## [Your objective]
Copy exactly the lines from the "Type out the text in this image." line to the end, both included, and nothing else.

[Given data start]

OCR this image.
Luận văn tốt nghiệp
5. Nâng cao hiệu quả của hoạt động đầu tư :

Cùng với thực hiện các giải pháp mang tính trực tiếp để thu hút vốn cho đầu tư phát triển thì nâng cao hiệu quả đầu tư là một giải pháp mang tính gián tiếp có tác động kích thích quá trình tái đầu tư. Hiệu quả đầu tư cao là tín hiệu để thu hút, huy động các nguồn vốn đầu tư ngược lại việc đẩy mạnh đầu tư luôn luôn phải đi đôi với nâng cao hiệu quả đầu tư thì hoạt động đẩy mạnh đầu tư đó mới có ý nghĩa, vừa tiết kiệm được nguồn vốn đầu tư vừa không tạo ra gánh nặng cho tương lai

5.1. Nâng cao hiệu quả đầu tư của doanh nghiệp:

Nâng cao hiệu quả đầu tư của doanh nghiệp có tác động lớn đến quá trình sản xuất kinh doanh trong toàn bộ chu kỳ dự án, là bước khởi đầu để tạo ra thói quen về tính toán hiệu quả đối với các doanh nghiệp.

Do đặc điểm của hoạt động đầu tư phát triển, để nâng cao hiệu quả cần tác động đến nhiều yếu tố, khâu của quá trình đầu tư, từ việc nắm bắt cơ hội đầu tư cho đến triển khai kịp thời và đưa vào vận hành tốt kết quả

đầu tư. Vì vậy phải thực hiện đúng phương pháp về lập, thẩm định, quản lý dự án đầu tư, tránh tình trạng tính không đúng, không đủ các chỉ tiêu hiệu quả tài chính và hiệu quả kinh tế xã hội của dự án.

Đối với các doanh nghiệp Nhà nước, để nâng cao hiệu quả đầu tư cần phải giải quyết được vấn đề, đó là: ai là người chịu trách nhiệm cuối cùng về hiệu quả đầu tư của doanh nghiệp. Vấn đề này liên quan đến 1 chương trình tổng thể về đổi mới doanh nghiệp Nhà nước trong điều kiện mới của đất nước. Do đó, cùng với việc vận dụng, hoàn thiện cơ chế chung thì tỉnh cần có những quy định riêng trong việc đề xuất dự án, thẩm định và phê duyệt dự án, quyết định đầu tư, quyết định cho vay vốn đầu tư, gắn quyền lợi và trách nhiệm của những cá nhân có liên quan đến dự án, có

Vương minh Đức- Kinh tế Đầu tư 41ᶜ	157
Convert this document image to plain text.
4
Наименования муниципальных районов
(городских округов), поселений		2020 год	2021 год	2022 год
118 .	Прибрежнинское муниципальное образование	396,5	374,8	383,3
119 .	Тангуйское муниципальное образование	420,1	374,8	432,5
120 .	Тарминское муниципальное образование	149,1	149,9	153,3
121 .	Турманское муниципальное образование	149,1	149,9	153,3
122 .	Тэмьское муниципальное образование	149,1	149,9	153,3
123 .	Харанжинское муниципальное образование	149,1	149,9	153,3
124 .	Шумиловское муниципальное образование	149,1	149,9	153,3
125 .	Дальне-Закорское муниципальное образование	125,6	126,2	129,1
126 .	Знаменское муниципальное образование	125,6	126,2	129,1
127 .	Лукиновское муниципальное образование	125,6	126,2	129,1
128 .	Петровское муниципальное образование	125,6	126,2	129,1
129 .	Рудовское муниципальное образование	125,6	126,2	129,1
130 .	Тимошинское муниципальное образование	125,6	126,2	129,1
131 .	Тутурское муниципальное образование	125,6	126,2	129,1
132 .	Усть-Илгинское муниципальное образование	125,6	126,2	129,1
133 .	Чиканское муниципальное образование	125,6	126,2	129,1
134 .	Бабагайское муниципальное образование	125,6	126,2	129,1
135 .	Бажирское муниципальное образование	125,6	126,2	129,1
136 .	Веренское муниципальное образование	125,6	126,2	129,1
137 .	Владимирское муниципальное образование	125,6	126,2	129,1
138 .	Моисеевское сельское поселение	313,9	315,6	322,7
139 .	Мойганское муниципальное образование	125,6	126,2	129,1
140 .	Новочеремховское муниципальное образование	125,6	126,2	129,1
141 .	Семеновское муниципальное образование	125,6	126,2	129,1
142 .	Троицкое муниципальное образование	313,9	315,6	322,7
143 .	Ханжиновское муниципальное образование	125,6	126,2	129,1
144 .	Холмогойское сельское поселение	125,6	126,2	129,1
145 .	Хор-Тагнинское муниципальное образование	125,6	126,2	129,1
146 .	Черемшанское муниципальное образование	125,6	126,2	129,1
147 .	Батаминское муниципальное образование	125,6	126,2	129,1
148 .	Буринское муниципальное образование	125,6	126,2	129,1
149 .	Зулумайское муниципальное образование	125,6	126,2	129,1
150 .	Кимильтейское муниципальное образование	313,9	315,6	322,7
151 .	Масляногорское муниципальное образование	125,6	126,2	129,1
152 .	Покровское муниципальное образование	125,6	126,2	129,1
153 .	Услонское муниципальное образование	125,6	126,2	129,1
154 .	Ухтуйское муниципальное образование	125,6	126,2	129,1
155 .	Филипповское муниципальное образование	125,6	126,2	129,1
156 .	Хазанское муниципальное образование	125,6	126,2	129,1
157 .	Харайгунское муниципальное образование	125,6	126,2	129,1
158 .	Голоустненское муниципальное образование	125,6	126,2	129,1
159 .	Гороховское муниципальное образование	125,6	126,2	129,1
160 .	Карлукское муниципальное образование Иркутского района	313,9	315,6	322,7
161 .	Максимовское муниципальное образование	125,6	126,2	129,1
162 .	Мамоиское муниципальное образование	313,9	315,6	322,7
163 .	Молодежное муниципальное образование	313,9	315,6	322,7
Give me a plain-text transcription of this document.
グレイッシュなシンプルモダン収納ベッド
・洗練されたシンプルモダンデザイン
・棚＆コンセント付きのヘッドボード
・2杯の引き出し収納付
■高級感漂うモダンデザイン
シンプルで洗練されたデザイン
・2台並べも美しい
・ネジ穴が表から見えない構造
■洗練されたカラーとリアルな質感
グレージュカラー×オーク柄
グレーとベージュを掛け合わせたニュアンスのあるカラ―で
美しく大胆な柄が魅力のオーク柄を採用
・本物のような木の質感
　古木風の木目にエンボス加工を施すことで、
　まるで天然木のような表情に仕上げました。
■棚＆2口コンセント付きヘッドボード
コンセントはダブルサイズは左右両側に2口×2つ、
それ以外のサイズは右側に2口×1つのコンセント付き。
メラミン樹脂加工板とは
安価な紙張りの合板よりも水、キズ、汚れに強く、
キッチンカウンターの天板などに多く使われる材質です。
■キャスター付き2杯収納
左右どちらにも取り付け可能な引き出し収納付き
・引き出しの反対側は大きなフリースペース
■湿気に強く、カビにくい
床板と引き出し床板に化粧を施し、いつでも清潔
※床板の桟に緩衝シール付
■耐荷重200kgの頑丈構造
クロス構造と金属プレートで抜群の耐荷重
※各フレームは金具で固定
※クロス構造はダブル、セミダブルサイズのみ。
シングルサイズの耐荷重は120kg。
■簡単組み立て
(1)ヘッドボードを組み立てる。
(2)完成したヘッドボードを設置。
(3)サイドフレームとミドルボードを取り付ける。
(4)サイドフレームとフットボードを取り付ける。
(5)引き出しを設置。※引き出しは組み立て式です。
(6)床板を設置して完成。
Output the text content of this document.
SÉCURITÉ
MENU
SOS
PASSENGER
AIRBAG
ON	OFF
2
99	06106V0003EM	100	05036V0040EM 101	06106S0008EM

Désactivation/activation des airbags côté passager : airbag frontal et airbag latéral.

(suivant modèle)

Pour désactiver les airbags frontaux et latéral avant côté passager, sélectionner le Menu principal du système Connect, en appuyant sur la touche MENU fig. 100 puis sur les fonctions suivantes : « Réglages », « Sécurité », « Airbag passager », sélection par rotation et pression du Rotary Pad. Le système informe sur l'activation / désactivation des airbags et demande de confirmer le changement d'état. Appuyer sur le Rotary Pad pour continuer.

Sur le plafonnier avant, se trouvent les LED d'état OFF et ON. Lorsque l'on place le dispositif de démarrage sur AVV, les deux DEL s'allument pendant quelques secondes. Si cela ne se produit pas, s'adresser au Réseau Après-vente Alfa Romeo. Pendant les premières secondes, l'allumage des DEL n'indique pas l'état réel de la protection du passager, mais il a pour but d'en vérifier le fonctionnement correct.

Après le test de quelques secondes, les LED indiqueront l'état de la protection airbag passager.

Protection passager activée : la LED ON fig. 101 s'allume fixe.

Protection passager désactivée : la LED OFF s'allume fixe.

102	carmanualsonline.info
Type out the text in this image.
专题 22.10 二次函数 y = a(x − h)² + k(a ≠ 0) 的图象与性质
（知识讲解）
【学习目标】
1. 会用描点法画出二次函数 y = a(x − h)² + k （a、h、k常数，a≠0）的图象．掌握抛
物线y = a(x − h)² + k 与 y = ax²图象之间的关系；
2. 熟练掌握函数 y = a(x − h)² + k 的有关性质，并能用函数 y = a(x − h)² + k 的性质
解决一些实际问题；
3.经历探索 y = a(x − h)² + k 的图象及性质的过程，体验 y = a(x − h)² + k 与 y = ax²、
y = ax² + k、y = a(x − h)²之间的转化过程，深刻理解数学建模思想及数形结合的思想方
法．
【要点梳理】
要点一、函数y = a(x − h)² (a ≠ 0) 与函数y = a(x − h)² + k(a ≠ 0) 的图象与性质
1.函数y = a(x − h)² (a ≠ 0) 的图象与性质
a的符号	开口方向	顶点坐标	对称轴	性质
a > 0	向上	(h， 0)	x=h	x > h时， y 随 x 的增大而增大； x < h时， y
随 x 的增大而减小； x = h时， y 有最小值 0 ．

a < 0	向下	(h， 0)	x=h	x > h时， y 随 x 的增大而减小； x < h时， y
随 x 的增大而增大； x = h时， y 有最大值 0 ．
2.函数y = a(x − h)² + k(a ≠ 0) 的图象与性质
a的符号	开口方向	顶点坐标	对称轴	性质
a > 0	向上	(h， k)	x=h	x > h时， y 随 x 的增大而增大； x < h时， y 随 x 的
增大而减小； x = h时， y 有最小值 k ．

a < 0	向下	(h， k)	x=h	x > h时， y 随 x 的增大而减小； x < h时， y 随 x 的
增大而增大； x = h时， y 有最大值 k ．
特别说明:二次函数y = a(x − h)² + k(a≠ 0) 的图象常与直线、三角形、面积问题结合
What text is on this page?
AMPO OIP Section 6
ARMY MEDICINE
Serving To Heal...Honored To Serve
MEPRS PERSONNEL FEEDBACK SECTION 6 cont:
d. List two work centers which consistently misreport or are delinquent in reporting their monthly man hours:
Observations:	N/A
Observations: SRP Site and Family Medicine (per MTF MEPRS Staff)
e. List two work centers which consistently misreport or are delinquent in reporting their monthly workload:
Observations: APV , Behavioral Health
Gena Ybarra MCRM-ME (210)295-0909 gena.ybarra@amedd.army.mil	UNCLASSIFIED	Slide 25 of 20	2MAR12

[Given data end]

## [Finished task]
Type out the text in this image.
专题 22.10 二次函数 y = a(x − h)² + k(a ≠ 0) 的图象与性质
（知识讲解）
【学习目标】
1. 会用描点法画出二次函数 y = a(x − h)² + k （a、h、k常数，a≠0）的图象．掌握抛
物线y = a(x − h)² + k 与 y = ax²图象之间的关系；
2. 熟练掌握函数 y = a(x − h)² + k 的有关性质，并能用函数 y = a(x − h)² + k 的性质
解决一些实际问题；
3.经历探索 y = a(x − h)² + k 的图象及性质的过程，体验 y = a(x − h)² + k 与 y = ax²、
y = ax² + k、y = a(x − h)²之间的转化过程，深刻理解数学建模思想及数形结合的思想方
法．
【要点梳理】
要点一、函数y = a(x − h)² (a ≠ 0) 与函数y = a(x − h)² + k(a ≠ 0) 的图象与性质
1.函数y = a(x − h)² (a ≠ 0) 的图象与性质
a的符号	开口方向	顶点坐标	对称轴	性质
a > 0	向上	(h， 0)	x=h	x > h时， y 随 x 的增大而增大； x < h时， y
随 x 的增大而减小； x = h时， y 有最小值 0 ．

a < 0	向下	(h， 0)	x=h	x > h时， y 随 x 的增大而减小； x < h时， y
随 x 的增大而增大； x = h时， y 有最大值 0 ．
2.函数y = a(x − h)² + k(a ≠ 0) 的图象与性质
a的符号	开口方向	顶点坐标	对称轴	性质
a > 0	向上	(h， k)	x=h	x > h时， y 随 x 的增大而增大； x < h时， y 随 x 的
增大而减小； x = h时， y 有最小值 k ．

a < 0	向下	(h， k)	x=h	x > h时， y 随 x 的增大而减小； x < h时， y 随 x 的
增大而增大； x = h时， y 有最大值 k ．
特别说明:二次函数y = a(x − h)² + k(a≠ 0) 的图象常与直线、三角形、面积问题结合
What text is on this page?
AMPO OIP Section 6
ARMY MEDICINE
Serving To Heal...Honored To Serve
MEPRS PERSONNEL FEEDBACK SECTION 6 cont:
d. List two work centers which consistently misreport or are delinquent in reporting their monthly man hours:
Observations:	N/A
Observations: SRP Site and Family Medicine (per MTF MEPRS Staff)
e. List two work centers which consistently misreport or are delinquent in reporting their monthly workload:
Observations: APV , Behavioral Health
Gena Ybarra MCRM-ME (210)295-0909 gena.ybarra@amedd.army.mil	UNCLASSIFIED	Slide 25 of 20	2MAR12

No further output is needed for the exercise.